▸ **Description of the task**:
Going through the material below, please gather all lines with the word "North" in them.

Figure data in JSON:
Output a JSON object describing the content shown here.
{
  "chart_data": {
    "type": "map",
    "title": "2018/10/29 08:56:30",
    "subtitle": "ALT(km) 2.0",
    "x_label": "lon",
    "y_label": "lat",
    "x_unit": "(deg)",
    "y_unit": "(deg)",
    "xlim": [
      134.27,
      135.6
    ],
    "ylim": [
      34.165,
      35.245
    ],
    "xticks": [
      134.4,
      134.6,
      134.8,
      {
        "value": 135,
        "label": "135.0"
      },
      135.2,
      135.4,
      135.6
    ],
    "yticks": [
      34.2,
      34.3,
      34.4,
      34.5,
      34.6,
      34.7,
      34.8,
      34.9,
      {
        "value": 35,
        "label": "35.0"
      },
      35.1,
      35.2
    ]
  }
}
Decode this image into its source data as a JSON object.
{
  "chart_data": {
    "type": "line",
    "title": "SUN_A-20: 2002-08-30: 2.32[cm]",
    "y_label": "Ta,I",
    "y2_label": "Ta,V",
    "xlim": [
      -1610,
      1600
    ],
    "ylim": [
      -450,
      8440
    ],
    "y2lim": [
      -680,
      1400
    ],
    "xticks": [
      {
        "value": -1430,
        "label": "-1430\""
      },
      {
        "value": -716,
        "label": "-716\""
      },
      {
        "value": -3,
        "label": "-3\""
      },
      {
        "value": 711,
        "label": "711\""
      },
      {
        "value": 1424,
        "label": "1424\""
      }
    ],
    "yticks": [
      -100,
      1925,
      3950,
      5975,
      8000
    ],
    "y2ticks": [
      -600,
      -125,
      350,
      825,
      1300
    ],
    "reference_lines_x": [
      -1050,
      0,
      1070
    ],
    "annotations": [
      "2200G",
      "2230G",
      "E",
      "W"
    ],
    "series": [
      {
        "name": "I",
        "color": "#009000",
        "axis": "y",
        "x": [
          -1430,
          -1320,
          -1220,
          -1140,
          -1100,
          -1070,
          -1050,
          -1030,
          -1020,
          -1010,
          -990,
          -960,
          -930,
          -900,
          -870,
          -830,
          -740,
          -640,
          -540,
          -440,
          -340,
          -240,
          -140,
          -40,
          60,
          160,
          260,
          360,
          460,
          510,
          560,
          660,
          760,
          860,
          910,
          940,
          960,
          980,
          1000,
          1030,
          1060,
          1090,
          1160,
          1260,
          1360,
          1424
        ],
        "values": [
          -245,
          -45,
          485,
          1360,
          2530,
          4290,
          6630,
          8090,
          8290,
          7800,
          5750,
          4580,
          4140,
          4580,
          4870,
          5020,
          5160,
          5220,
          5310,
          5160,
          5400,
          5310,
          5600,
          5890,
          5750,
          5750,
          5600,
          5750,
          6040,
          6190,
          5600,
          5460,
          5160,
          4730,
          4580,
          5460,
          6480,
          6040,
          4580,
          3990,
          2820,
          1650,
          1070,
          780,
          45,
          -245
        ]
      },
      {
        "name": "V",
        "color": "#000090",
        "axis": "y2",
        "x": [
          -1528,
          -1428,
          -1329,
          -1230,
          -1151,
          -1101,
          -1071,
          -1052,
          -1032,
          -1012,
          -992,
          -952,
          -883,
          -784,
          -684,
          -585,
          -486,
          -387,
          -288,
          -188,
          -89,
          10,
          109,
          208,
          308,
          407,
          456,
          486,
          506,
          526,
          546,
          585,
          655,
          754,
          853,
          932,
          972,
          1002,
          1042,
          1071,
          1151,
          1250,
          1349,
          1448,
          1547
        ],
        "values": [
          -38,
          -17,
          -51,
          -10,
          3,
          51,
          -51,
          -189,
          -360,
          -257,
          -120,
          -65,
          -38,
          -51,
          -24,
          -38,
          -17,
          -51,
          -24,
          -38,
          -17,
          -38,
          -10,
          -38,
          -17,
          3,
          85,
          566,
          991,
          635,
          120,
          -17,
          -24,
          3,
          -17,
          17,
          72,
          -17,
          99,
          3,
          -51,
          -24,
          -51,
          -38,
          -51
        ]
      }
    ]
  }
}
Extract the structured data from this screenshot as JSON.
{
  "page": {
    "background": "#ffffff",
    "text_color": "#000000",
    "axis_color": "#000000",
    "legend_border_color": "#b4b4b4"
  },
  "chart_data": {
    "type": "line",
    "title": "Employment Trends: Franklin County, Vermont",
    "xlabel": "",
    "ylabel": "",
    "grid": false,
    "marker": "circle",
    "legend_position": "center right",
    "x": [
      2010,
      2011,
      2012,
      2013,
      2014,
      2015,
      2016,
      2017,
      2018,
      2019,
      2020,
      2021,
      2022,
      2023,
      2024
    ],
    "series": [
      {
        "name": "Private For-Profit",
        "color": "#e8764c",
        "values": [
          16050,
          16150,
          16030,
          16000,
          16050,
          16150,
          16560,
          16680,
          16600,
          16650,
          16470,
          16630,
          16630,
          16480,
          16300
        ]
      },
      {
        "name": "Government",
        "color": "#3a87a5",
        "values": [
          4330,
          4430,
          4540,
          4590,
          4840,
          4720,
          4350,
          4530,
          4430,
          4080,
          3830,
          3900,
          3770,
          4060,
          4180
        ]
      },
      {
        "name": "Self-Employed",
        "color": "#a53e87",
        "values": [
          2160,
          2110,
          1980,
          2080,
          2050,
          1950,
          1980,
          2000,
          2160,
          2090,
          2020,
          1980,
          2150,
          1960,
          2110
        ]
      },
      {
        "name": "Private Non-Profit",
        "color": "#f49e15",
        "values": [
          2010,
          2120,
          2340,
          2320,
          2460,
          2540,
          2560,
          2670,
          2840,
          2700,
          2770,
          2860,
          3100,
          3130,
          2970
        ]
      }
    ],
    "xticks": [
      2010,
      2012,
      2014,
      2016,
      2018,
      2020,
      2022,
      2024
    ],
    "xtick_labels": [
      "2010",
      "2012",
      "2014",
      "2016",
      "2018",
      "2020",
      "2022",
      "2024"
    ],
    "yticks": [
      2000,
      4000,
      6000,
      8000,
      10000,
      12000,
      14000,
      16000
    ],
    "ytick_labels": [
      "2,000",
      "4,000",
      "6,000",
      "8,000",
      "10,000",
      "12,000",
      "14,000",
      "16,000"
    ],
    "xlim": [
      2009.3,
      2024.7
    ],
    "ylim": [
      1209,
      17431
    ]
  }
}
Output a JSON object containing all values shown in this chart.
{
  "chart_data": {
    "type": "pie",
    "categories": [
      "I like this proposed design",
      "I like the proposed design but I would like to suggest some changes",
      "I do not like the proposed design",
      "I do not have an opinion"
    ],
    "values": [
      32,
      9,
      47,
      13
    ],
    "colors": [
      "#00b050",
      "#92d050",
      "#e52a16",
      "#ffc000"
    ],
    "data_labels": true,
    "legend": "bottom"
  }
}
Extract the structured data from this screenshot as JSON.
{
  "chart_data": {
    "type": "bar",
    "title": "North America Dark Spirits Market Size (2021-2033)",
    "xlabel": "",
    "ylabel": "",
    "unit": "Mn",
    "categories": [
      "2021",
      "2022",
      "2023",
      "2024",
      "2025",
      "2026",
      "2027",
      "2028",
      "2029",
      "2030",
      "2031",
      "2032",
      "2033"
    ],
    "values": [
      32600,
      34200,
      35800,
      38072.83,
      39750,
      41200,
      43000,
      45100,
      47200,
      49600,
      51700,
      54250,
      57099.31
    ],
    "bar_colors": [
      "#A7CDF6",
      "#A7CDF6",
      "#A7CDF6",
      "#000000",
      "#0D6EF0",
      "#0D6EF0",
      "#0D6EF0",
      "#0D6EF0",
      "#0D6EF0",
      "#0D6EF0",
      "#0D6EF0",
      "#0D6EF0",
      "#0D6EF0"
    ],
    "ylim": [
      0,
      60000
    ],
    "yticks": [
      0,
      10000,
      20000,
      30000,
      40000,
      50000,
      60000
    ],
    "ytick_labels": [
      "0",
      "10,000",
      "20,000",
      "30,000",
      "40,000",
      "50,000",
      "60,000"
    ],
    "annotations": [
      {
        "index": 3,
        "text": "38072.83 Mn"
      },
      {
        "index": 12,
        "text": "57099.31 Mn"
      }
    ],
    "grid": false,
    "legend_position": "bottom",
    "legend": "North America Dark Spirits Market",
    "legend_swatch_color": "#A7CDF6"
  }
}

▸ **Answer in full**:
    "title": "North America Dark Spirits Market Size (2021-2033)",
    "legend": "North America Dark Spirits Market",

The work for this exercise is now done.